━━━━━ Data lines

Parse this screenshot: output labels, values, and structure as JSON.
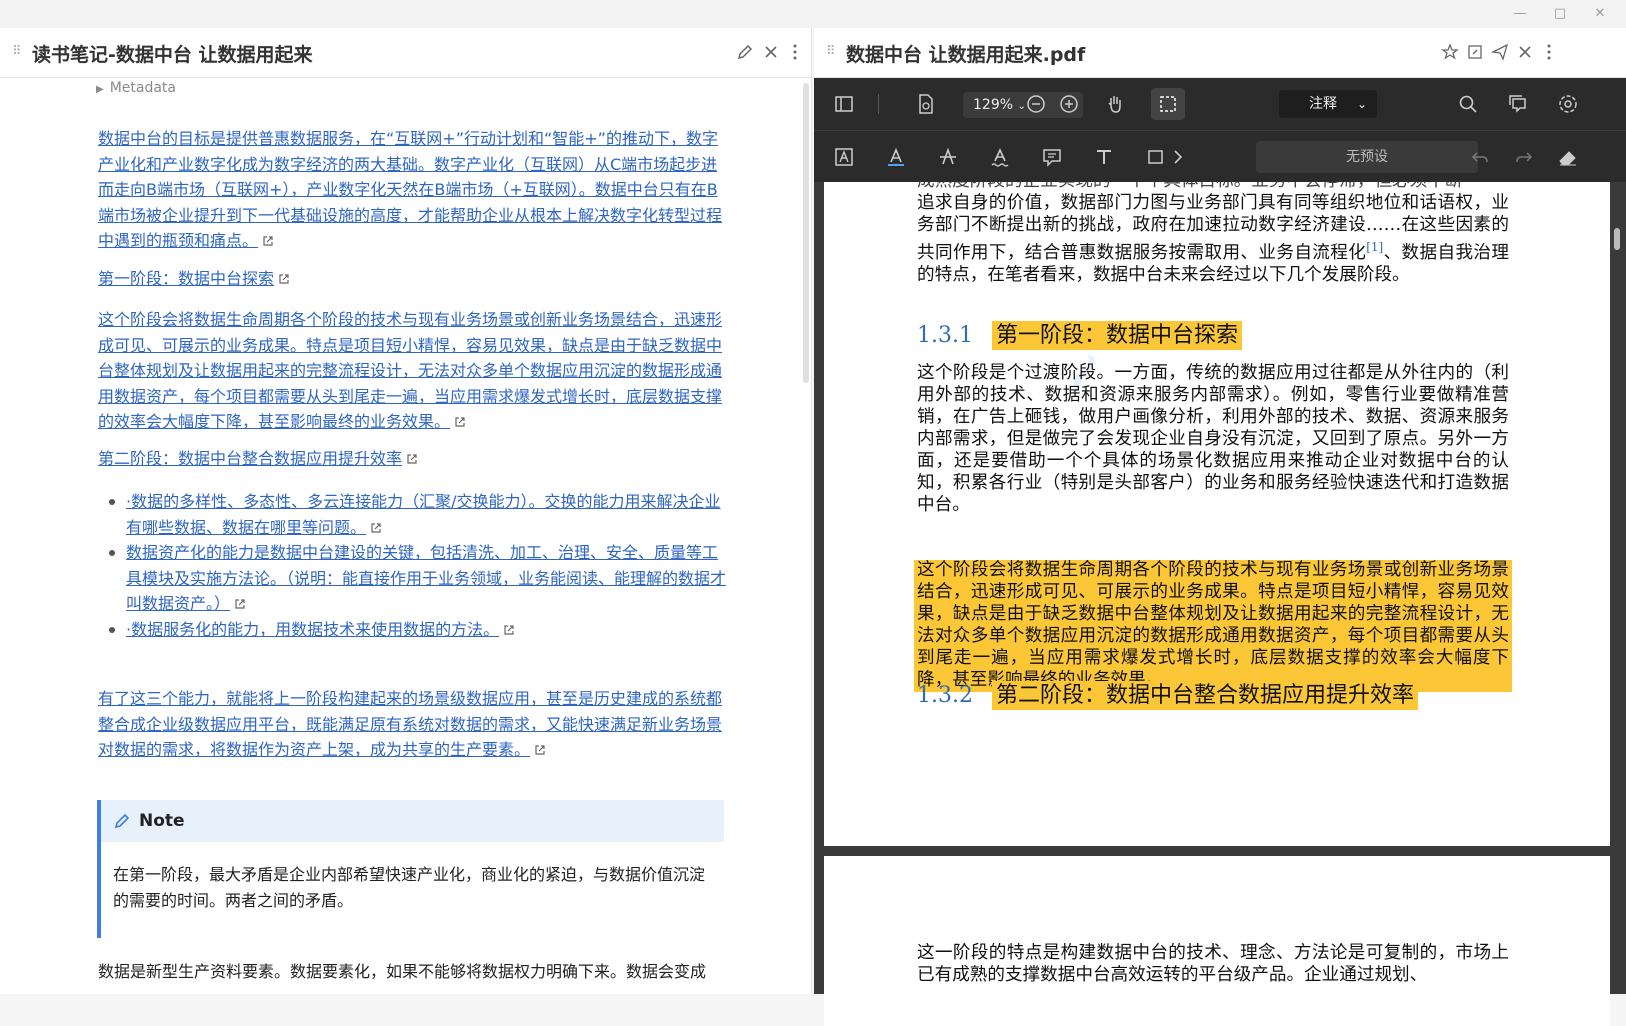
{
  "window": {
    "minimize": "—",
    "maximize": "□",
    "close": "✕"
  },
  "left_pane": {
    "title": "读书笔记-数据中台 让数据用起来",
    "metadata_label": "Metadata",
    "p1": "数据中台的目标是提供普惠数据服务，在“互联网+”行动计划和“智能+”的推动下，数字产业化和产业数字化成为数字经济的两大基础。数字产业化（互联网）从C端市场起步进而走向B端市场（互联网+），产业数字化天然在B端市场（+互联网）。数据中台只有在B端市场被企业提升到下一代基础设施的高度，才能帮助企业从根本上解决数字化转型过程中遇到的瓶颈和痛点。",
    "h1": "第一阶段：数据中台探索",
    "p2": "这个阶段会将数据生命周期各个阶段的技术与现有业务场景或创新业务场景结合，迅速形成可见、可展示的业务成果。特点是项目短小精悍，容易见效果，缺点是由于缺乏数据中台整体规划及让数据用起来的完整流程设计，无法对众多单个数据应用沉淀的数据形成通用数据资产，每个项目都需要从头到尾走一遍，当应用需求爆发式增长时，底层数据支撑的效率会大幅度下降，甚至影响最终的业务效果。",
    "h2": "第二阶段：数据中台整合数据应用提升效率",
    "bullets": [
      "·数据的多样性、多态性、多云连接能力（汇聚/交换能力）。交换的能力用来解决企业有哪些数据、数据在哪里等问题。",
      "数据资产化的能力是数据中台建设的关键，包括清洗、加工、治理、安全、质量等工具模块及实施方法论。（说明：能直接作用于业务领域，业务能阅读、能理解的数据才叫数据资产。）",
      "·数据服务化的能力，用数据技术来使用数据的方法。"
    ],
    "p3": "有了这三个能力，就能将上一阶段构建起来的场景级数据应用，甚至是历史建成的系统都整合成企业级数据应用平台，既能满足原有系统对数据的需求，又能快速满足新业务场景对数据的需求，将数据作为资产上架，成为共享的生产要素。",
    "note_title": "Note",
    "note_body": "在第一阶段，最大矛盾是企业内部希望快速产业化，商业化的紧迫，与数据价值沉淀的需要的时间。两者之间的矛盾。",
    "p4": "数据是新型生产资料要素。数据要素化，如果不能够将数据权力明确下来。数据会变成"
  },
  "right_pane": {
    "title": "数据中台 让数据用起来.pdf",
    "zoom": "129%",
    "mode": "注释",
    "preset": "无预设",
    "pdf": {
      "top_cut": "成熟度阶段的企业实现的一个个具体目标。业务不会停滞，但必须不断",
      "top_para": "追求自身的价值，数据部门力图与业务部门具有同等组织地位和话语权，业务部门不断提出新的挑战，政府在加速拉动数字经济建设……在这些因素的共同作用下，结合普惠数据服务按需取用、业务自流程化",
      "fn": "[1]",
      "top_para_end": "、数据自我治理的特点，在笔者看来，数据中台未来会经过以下几个发展阶段。",
      "sec1_num": "1.3.1",
      "sec1_title": "第一阶段：数据中台探索",
      "para1": "这个阶段是个过渡阶段。一方面，传统的数据应用过往都是从外往内的（利用外部的技术、数据和资源来服务内部需求）。例如，零售行业要做精准营销，在广告上砸钱，做用户画像分析，利用外部的技术、数据、资源来服务内部需求，但是做完了会发现企业自身没有沉淀，又回到了原点。另外一方面，还是要借助一个个具体的场景化数据应用来推动企业对数据中台的认知，积累各行业（特别是头部客户）的业务和服务经验快速迭代和打造数据中台。",
      "para2": "这个阶段会将数据生命周期各个阶段的技术与现有业务场景或创新业务场景结合，迅速形成可见、可展示的业务成果。特点是项目短小精悍，容易见效果，缺点是由于缺乏数据中台整体规划及让数据用起来的完整流程设计，无法对众多单个数据应用沉淀的数据形成通用数据资产，每个项目都需要从头到尾走一遍，当应用需求爆发式增长时，底层数据支撑的效率会大幅度下降，甚至影响最终的业务效果。",
      "sec2_num": "1.3.2",
      "sec2_title": "第二阶段：数据中台整合数据应用提升效率",
      "page2_para": "这一阶段的特点是构建数据中台的技术、理念、方法论是可复制的，市场上已有成熟的支撑数据中台高效运转的平台级产品。企业通过规划、"
    }
  },
  "colors": {
    "link": "#2f66c2",
    "highlight": "#fcc736",
    "note_accent": "#3d7ee0",
    "pdf_heading": "#2e6db4"
  }
}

━━━━━━━━━━

[Request] Every line of the material is to be quoted exactly, with no pictures carried over.

[Exercise answer]
Parse this screenshot: output labels, values, and structure as JSON.
{
  "window": {
    "minimize": "—",
    "maximize": "□",
    "close": "✕"
  },
  "left_pane": {
    "title": "读书笔记-数据中台 让数据用起来",
    "metadata_label": "Metadata",
    "p1": "数据中台的目标是提供普惠数据服务，在“互联网+”行动计划和“智能+”的推动下，数字产业化和产业数字化成为数字经济的两大基础。数字产业化（互联网）从C端市场起步进而走向B端市场（互联网+），产业数字化天然在B端市场（+互联网）。数据中台只有在B端市场被企业提升到下一代基础设施的高度，才能帮助企业从根本上解决数字化转型过程中遇到的瓶颈和痛点。",
    "h1": "第一阶段：数据中台探索",
    "p2": "这个阶段会将数据生命周期各个阶段的技术与现有业务场景或创新业务场景结合，迅速形成可见、可展示的业务成果。特点是项目短小精悍，容易见效果，缺点是由于缺乏数据中台整体规划及让数据用起来的完整流程设计，无法对众多单个数据应用沉淀的数据形成通用数据资产，每个项目都需要从头到尾走一遍，当应用需求爆发式增长时，底层数据支撑的效率会大幅度下降，甚至影响最终的业务效果。",
    "h2": "第二阶段：数据中台整合数据应用提升效率",
    "bullets": [
      "·数据的多样性、多态性、多云连接能力（汇聚/交换能力）。交换的能力用来解决企业有哪些数据、数据在哪里等问题。",
      "数据资产化的能力是数据中台建设的关键，包括清洗、加工、治理、安全、质量等工具模块及实施方法论。（说明：能直接作用于业务领域，业务能阅读、能理解的数据才叫数据资产。）",
      "·数据服务化的能力，用数据技术来使用数据的方法。"
    ],
    "p3": "有了这三个能力，就能将上一阶段构建起来的场景级数据应用，甚至是历史建成的系统都整合成企业级数据应用平台，既能满足原有系统对数据的需求，又能快速满足新业务场景对数据的需求，将数据作为资产上架，成为共享的生产要素。",
    "note_title": "Note",
    "note_body": "在第一阶段，最大矛盾是企业内部希望快速产业化，商业化的紧迫，与数据价值沉淀的需要的时间。两者之间的矛盾。",
    "p4": "数据是新型生产资料要素。数据要素化，如果不能够将数据权力明确下来。数据会变成"
  },
  "right_pane": {
    "title": "数据中台 让数据用起来.pdf",
    "zoom": "129%",
    "mode": "注释",
    "preset": "无预设",
    "pdf": {
      "top_cut": "成熟度阶段的企业实现的一个个具体目标。业务不会停滞，但必须不断",
      "top_para": "追求自身的价值，数据部门力图与业务部门具有同等组织地位和话语权，业务部门不断提出新的挑战，政府在加速拉动数字经济建设……在这些因素的共同作用下，结合普惠数据服务按需取用、业务自流程化",
      "fn": "[1]",
      "top_para_end": "、数据自我治理的特点，在笔者看来，数据中台未来会经过以下几个发展阶段。",
      "sec1_num": "1.3.1",
      "sec1_title": "第一阶段：数据中台探索",
      "para1": "这个阶段是个过渡阶段。一方面，传统的数据应用过往都是从外往内的（利用外部的技术、数据和资源来服务内部需求）。例如，零售行业要做精准营销，在广告上砸钱，做用户画像分析，利用外部的技术、数据、资源来服务内部需求，但是做完了会发现企业自身没有沉淀，又回到了原点。另外一方面，还是要借助一个个具体的场景化数据应用来推动企业对数据中台的认知，积累各行业（特别是头部客户）的业务和服务经验快速迭代和打造数据中台。",
      "para2": "这个阶段会将数据生命周期各个阶段的技术与现有业务场景或创新业务场景结合，迅速形成可见、可展示的业务成果。特点是项目短小精悍，容易见效果，缺点是由于缺乏数据中台整体规划及让数据用起来的完整流程设计，无法对众多单个数据应用沉淀的数据形成通用数据资产，每个项目都需要从头到尾走一遍，当应用需求爆发式增长时，底层数据支撑的效率会大幅度下降，甚至影响最终的业务效果。",
      "sec2_num": "1.3.2",
      "sec2_title": "第二阶段：数据中台整合数据应用提升效率",
      "page2_para": "这一阶段的特点是构建数据中台的技术、理念、方法论是可复制的，市场上已有成熟的支撑数据中台高效运转的平台级产品。企业通过规划、"
    }
  },
  "colors": {
    "link": "#2f66c2",
    "highlight": "#fcc736",
    "note_accent": "#3d7ee0",
    "pdf_heading": "#2e6db4"
  }
}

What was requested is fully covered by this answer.